▶ **REQUIRED TASK**
Identify all lines in the listing that include the word "content", and copy them out.

▶ **SUPPLIED MATERIAL**
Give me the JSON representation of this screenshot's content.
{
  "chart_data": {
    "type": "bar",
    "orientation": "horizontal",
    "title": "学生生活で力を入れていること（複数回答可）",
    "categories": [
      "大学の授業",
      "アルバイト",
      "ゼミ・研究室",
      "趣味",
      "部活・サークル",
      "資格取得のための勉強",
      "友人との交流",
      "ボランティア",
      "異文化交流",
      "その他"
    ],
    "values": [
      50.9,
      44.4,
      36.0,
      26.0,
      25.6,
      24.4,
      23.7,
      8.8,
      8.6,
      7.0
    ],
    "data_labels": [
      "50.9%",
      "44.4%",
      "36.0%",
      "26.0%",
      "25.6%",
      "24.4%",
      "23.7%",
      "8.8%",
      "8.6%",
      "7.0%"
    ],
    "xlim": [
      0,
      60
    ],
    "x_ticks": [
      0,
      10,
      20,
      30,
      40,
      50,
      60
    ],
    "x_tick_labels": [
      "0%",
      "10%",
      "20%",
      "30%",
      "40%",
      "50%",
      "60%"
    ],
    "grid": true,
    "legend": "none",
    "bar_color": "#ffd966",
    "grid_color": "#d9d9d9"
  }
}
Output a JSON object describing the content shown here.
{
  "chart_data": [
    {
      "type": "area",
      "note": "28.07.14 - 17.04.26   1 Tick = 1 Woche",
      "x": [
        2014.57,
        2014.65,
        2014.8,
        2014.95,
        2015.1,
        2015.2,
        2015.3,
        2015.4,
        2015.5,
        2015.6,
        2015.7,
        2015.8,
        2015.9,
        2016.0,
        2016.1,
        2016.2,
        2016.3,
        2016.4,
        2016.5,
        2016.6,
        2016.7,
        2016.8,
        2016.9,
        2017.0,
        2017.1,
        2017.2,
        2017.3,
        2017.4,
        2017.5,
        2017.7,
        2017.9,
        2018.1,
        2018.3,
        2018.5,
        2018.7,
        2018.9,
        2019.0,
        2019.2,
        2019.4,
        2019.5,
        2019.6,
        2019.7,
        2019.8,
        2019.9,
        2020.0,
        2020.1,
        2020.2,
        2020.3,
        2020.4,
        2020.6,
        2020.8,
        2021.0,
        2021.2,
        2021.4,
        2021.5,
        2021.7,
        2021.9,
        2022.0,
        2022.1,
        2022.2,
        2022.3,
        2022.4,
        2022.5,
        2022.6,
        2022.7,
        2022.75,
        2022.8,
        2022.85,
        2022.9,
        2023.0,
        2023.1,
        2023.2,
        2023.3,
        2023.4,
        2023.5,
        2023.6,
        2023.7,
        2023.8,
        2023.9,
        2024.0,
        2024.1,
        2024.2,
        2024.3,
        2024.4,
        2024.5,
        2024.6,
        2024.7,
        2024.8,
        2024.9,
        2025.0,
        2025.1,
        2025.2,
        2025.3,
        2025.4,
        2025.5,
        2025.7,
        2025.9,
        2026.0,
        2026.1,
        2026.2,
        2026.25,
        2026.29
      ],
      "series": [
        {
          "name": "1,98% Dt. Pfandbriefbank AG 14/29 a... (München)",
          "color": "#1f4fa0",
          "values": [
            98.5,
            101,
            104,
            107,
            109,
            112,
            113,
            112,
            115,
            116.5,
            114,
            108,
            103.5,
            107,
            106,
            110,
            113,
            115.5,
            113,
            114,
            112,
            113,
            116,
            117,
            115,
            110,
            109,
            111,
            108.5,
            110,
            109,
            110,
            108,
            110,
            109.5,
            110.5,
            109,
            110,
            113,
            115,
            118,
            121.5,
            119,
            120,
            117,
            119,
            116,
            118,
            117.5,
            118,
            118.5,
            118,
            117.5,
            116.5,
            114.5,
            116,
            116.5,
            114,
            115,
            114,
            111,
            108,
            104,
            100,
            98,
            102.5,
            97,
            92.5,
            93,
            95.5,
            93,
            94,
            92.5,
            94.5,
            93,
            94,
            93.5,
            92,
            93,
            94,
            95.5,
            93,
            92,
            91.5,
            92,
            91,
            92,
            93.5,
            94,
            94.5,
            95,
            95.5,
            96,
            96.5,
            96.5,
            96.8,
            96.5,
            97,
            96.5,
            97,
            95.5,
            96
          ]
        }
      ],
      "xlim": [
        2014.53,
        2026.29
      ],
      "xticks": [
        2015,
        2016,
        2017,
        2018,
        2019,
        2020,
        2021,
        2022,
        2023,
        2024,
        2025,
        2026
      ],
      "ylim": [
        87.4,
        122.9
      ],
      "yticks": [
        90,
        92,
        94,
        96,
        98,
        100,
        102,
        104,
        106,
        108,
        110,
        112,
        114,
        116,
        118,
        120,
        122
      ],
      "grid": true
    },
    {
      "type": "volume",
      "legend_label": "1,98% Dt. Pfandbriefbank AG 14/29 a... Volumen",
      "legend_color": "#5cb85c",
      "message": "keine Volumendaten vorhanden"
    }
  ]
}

▶ **ANSWER TO THIS EXERCISE**
Give me the JSON representation of this screenshot's content.
Output a JSON object describing the content shown here.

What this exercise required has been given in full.